* [GIVEN PROBLEM] Single out the lines that include the word "image". Copy them.
==== STORED RECORDS ====
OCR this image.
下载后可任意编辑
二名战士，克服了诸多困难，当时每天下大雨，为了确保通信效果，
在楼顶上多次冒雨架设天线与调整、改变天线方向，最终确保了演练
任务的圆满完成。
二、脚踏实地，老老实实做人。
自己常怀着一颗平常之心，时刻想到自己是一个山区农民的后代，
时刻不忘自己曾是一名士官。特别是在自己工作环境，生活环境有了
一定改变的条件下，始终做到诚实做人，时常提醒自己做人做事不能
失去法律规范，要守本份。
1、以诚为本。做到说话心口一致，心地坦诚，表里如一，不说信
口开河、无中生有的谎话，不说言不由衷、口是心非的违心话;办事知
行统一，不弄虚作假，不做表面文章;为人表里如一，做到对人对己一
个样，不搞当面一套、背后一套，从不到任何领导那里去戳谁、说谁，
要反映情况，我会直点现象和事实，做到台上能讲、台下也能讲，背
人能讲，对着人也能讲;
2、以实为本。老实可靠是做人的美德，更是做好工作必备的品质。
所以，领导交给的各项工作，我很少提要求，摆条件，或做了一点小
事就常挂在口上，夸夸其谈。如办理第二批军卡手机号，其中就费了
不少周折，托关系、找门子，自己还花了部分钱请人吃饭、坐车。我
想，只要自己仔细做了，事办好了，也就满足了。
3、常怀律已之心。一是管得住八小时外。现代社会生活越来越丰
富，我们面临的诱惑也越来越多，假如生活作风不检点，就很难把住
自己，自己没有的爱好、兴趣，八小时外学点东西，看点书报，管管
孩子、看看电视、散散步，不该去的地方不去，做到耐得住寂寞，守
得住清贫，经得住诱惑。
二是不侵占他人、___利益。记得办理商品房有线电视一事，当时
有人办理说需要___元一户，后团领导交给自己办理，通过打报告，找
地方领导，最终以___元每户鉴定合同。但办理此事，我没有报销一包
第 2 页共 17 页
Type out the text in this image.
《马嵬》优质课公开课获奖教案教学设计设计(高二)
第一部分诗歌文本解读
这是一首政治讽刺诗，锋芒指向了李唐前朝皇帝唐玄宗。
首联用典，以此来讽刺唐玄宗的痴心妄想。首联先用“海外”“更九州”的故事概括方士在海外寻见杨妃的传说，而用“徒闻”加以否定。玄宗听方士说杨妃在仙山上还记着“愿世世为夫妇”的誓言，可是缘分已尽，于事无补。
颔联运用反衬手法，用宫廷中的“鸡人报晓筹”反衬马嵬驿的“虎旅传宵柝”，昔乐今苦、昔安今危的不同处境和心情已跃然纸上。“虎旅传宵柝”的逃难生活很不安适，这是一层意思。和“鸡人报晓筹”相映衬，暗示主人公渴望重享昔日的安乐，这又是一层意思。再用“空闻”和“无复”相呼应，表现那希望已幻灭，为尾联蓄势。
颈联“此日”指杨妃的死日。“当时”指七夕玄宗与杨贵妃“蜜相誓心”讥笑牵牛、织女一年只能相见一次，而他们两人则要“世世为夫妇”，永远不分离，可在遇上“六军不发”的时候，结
====
* [SOLUTION BELOW]
OCR this image.
Type out the text in this image.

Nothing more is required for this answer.